[A block of data]

┌──

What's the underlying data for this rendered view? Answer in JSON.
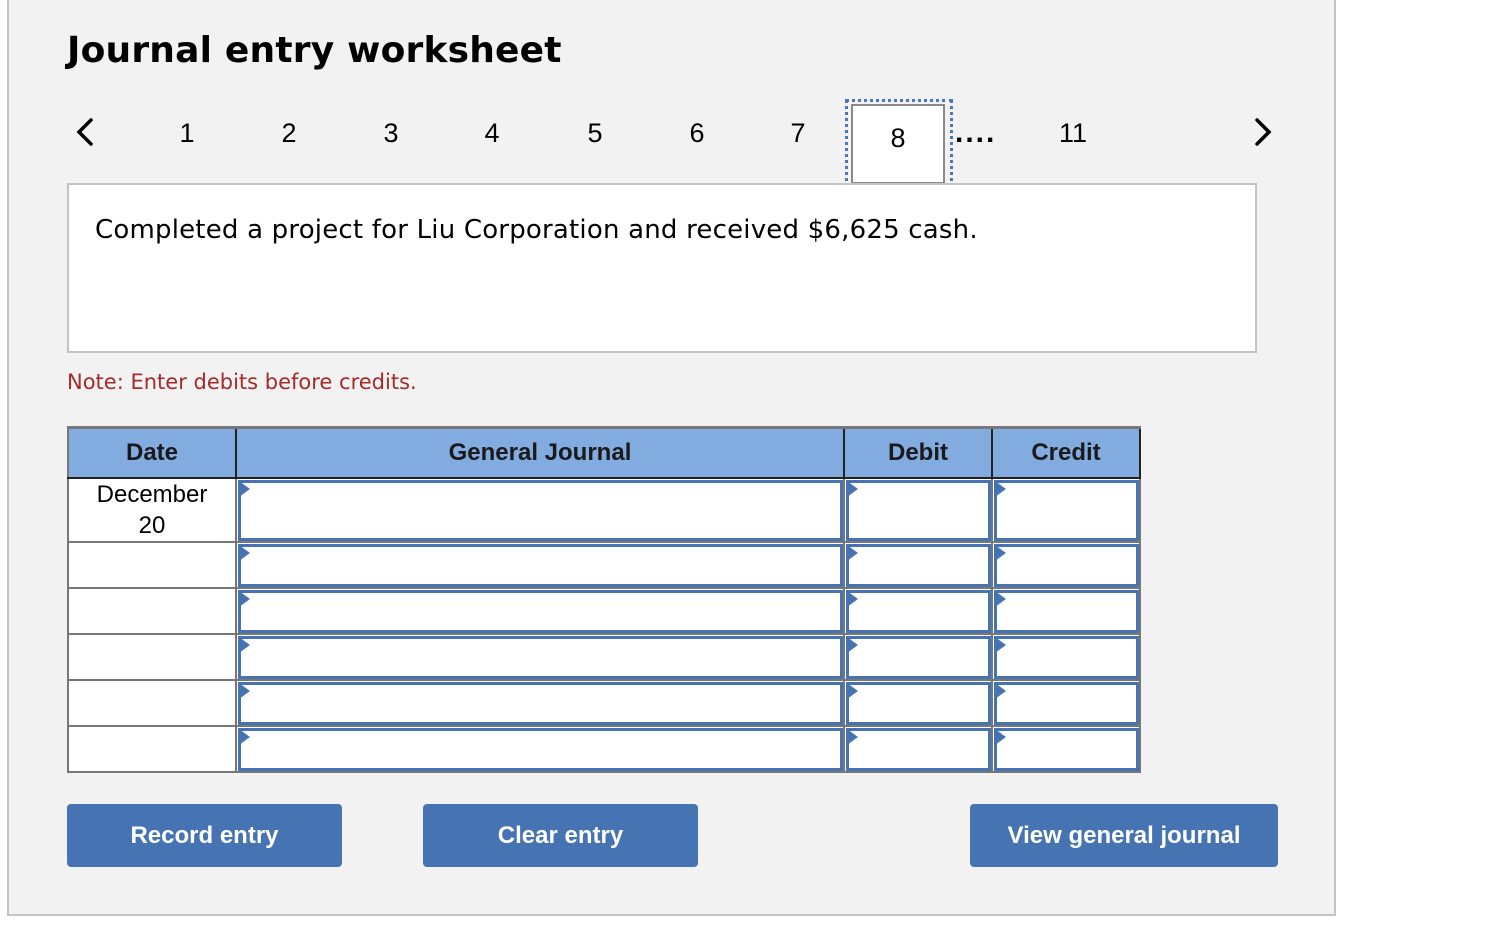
{
  "worksheet": {
    "title": "Journal entry worksheet",
    "nav": {
      "prev_icon": "chevron-left-icon",
      "next_icon": "chevron-right-icon",
      "pages": [
        "1",
        "2",
        "3",
        "4",
        "5",
        "6",
        "7",
        "8",
        "11"
      ],
      "active_page": "8",
      "ellipsis": "...."
    },
    "description": "Completed a project for Liu Corporation and received $6,625 cash.",
    "note": "Note: Enter debits before credits.",
    "table": {
      "headers": [
        "Date",
        "General Journal",
        "Debit",
        "Credit"
      ],
      "rows": [
        {
          "date": "December 20",
          "account": "",
          "debit": "",
          "credit": ""
        },
        {
          "date": "",
          "account": "",
          "debit": "",
          "credit": ""
        },
        {
          "date": "",
          "account": "",
          "debit": "",
          "credit": ""
        },
        {
          "date": "",
          "account": "",
          "debit": "",
          "credit": ""
        },
        {
          "date": "",
          "account": "",
          "debit": "",
          "credit": ""
        },
        {
          "date": "",
          "account": "",
          "debit": "",
          "credit": ""
        }
      ]
    },
    "buttons": {
      "record": "Record entry",
      "clear": "Clear entry",
      "view": "View general journal"
    },
    "colors": {
      "header_bg": "#82abe0",
      "button_bg": "#4674b2",
      "input_border": "#4674b2",
      "note_text": "#a52a2a",
      "panel_bg": "#f2f2f2"
    }
  }
}
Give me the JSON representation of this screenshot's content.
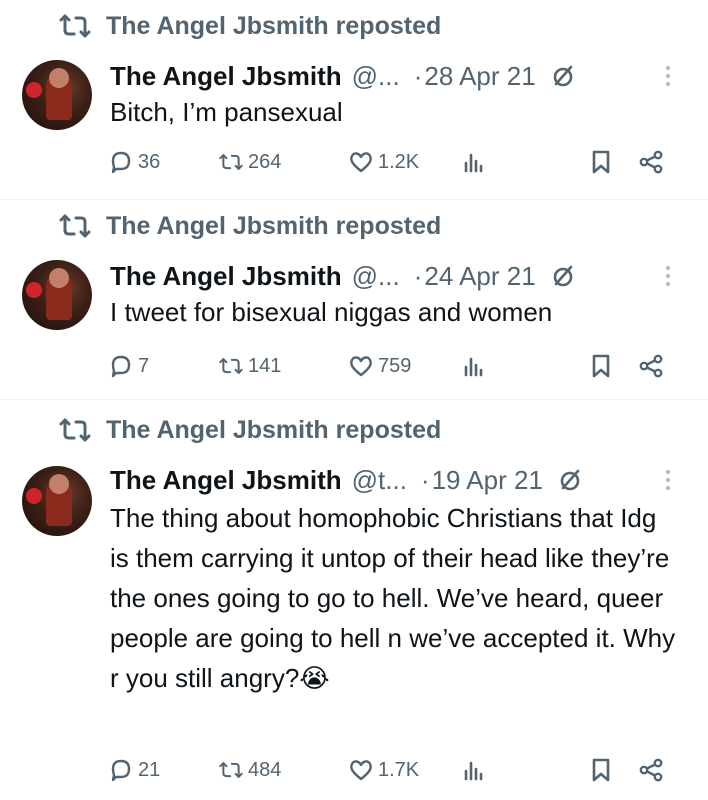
{
  "colors": {
    "text": "#0f1419",
    "muted": "#536471",
    "divider": "#eff3f4"
  },
  "icons": {
    "repost": "repost-icon",
    "edited": "edited-icon",
    "more": "more-icon",
    "reply": "reply-icon",
    "retweet": "retweet-icon",
    "like": "heart-icon",
    "views": "views-icon",
    "bookmark": "bookmark-icon",
    "share": "share-icon"
  },
  "tweets": [
    {
      "repost_name": "The Angel Jbsmith",
      "repost_verb": "reposted",
      "name": "The Angel Jbsmith",
      "handle": "@...",
      "date": "28 Apr 21",
      "text": "Bitch, I’m pansexual",
      "replies": "36",
      "retweets": "264",
      "likes": "1.2K"
    },
    {
      "repost_name": "The Angel Jbsmith",
      "repost_verb": "reposted",
      "name": "The Angel Jbsmith",
      "handle": "@...",
      "date": "24 Apr 21",
      "text": "I tweet for bisexual niggas and women",
      "replies": "7",
      "retweets": "141",
      "likes": "759"
    },
    {
      "repost_name": "The Angel Jbsmith",
      "repost_verb": "reposted",
      "name": "The Angel Jbsmith",
      "handle": "@t...",
      "date": "19 Apr 21",
      "text": "The thing about homophobic Christians that Idg is them carrying it untop of their head like they’re the ones going to go to hell. We’ve heard, queer people are going to hell n we’ve accepted it. Why r you still angry?😭",
      "replies": "21",
      "retweets": "484",
      "likes": "1.7K"
    }
  ]
}
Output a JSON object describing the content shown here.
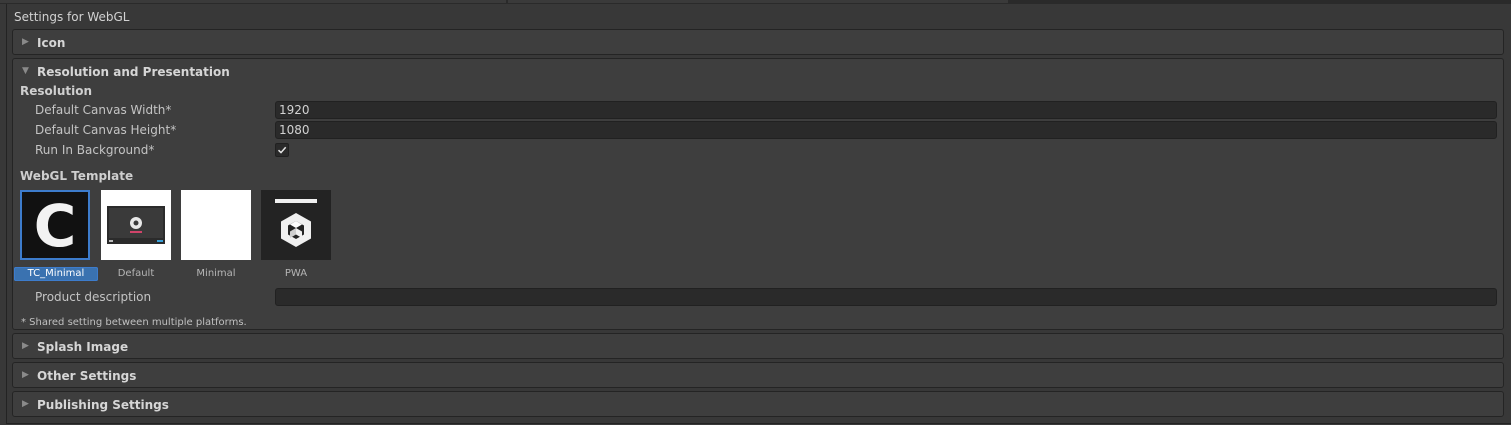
{
  "window_title": "Settings for WebGL",
  "sections": {
    "icon": {
      "title": "Icon",
      "expanded": false
    },
    "resolution": {
      "title": "Resolution and Presentation",
      "expanded": true,
      "resolution_heading": "Resolution",
      "canvas_width_label": "Default Canvas Width*",
      "canvas_width_value": "1920",
      "canvas_height_label": "Default Canvas Height*",
      "canvas_height_value": "1080",
      "run_in_background_label": "Run In Background*",
      "run_in_background_checked": true,
      "webgl_template_heading": "WebGL Template",
      "templates": [
        {
          "label": "TC_Minimal",
          "selected": true,
          "icon": "letter-c-thumbnail"
        },
        {
          "label": "Default",
          "selected": false,
          "icon": "default-template-thumbnail"
        },
        {
          "label": "Minimal",
          "selected": false,
          "icon": "blank-white-thumbnail"
        },
        {
          "label": "PWA",
          "selected": false,
          "icon": "unity-logo-thumbnail"
        }
      ],
      "product_description_label": "Product description",
      "product_description_value": "",
      "footnote": "* Shared setting between multiple platforms."
    },
    "splash": {
      "title": "Splash Image",
      "expanded": false
    },
    "other": {
      "title": "Other Settings",
      "expanded": false
    },
    "publishing": {
      "title": "Publishing Settings",
      "expanded": false
    }
  },
  "colors": {
    "background": "#383838",
    "section_bg": "#3e3e3e",
    "field_bg": "#2a2a2a",
    "selection_blue": "#3a72b0",
    "text": "#c4c4c4"
  }
}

└──

> [Given instruction]
Retype all the records shown above, character for character. Omit every picture.

> [Reply to the task]
What's the underlying data for this rendered view? Answer in JSON.
{
  "worksheet": {
    "title": "Journal entry worksheet",
    "nav": {
      "prev_icon": "chevron-left-icon",
      "next_icon": "chevron-right-icon",
      "pages": [
        "1",
        "2",
        "3",
        "4",
        "5",
        "6",
        "7",
        "8",
        "11"
      ],
      "active_page": "8",
      "ellipsis": "...."
    },
    "description": "Completed a project for Liu Corporation and received $6,625 cash.",
    "note": "Note: Enter debits before credits.",
    "table": {
      "headers": [
        "Date",
        "General Journal",
        "Debit",
        "Credit"
      ],
      "rows": [
        {
          "date": "December 20",
          "account": "",
          "debit": "",
          "credit": ""
        },
        {
          "date": "",
          "account": "",
          "debit": "",
          "credit": ""
        },
        {
          "date": "",
          "account": "",
          "debit": "",
          "credit": ""
        },
        {
          "date": "",
          "account": "",
          "debit": "",
          "credit": ""
        },
        {
          "date": "",
          "account": "",
          "debit": "",
          "credit": ""
        },
        {
          "date": "",
          "account": "",
          "debit": "",
          "credit": ""
        }
      ]
    },
    "buttons": {
      "record": "Record entry",
      "clear": "Clear entry",
      "view": "View general journal"
    },
    "colors": {
      "header_bg": "#82abe0",
      "button_bg": "#4674b2",
      "input_border": "#4674b2",
      "note_text": "#a52a2a",
      "panel_bg": "#f2f2f2"
    }
  }
}
Give me the JSON representation of this screenshot's content.
{
  "colors": {
    "text": "#0f1419",
    "muted": "#536471",
    "divider": "#eff3f4"
  },
  "icons": {
    "repost": "repost-icon",
    "edited": "edited-icon",
    "more": "more-icon",
    "reply": "reply-icon",
    "retweet": "retweet-icon",
    "like": "heart-icon",
    "views": "views-icon",
    "bookmark": "bookmark-icon",
    "share": "share-icon"
  },
  "tweets": [
    {
      "repost_name": "The Angel Jbsmith",
      "repost_verb": "reposted",
      "name": "The Angel Jbsmith",
      "handle": "@...",
      "date": "28 Apr 21",
      "text": "Bitch, I’m pansexual",
      "replies": "36",
      "retweets": "264",
      "likes": "1.2K"
    },
    {
      "repost_name": "The Angel Jbsmith",
      "repost_verb": "reposted",
      "name": "The Angel Jbsmith",
      "handle": "@...",
      "date": "24 Apr 21",
      "text": "I tweet for bisexual niggas and women",
      "replies": "7",
      "retweets": "141",
      "likes": "759"
    },
    {
      "repost_name": "The Angel Jbsmith",
      "repost_verb": "reposted",
      "name": "The Angel Jbsmith",
      "handle": "@t...",
      "date": "19 Apr 21",
      "text": "The thing about homophobic Christians that Idg is them carrying it untop of their head like they’re the ones going to go to hell. We’ve heard, queer people are going to hell n we’ve accepted it. Why r you still angry?😭",
      "replies": "21",
      "retweets": "484",
      "likes": "1.7K"
    }
  ]
}
Output a JSON object describing the content shown here.
{
  "window_title": "Settings for WebGL",
  "sections": {
    "icon": {
      "title": "Icon",
      "expanded": false
    },
    "resolution": {
      "title": "Resolution and Presentation",
      "expanded": true,
      "resolution_heading": "Resolution",
      "canvas_width_label": "Default Canvas Width*",
      "canvas_width_value": "1920",
      "canvas_height_label": "Default Canvas Height*",
      "canvas_height_value": "1080",
      "run_in_background_label": "Run In Background*",
      "run_in_background_checked": true,
      "webgl_template_heading": "WebGL Template",
      "templates": [
        {
          "label": "TC_Minimal",
          "selected": true,
          "icon": "letter-c-thumbnail"
        },
        {
          "label": "Default",
          "selected": false,
          "icon": "default-template-thumbnail"
        },
        {
          "label": "Minimal",
          "selected": false,
          "icon": "blank-white-thumbnail"
        },
        {
          "label": "PWA",
          "selected": false,
          "icon": "unity-logo-thumbnail"
        }
      ],
      "product_description_label": "Product description",
      "product_description_value": "",
      "footnote": "* Shared setting between multiple platforms."
    },
    "splash": {
      "title": "Splash Image",
      "expanded": false
    },
    "other": {
      "title": "Other Settings",
      "expanded": false
    },
    "publishing": {
      "title": "Publishing Settings",
      "expanded": false
    }
  },
  "colors": {
    "background": "#383838",
    "section_bg": "#3e3e3e",
    "field_bg": "#2a2a2a",
    "selection_blue": "#3a72b0",
    "text": "#c4c4c4"
  }
}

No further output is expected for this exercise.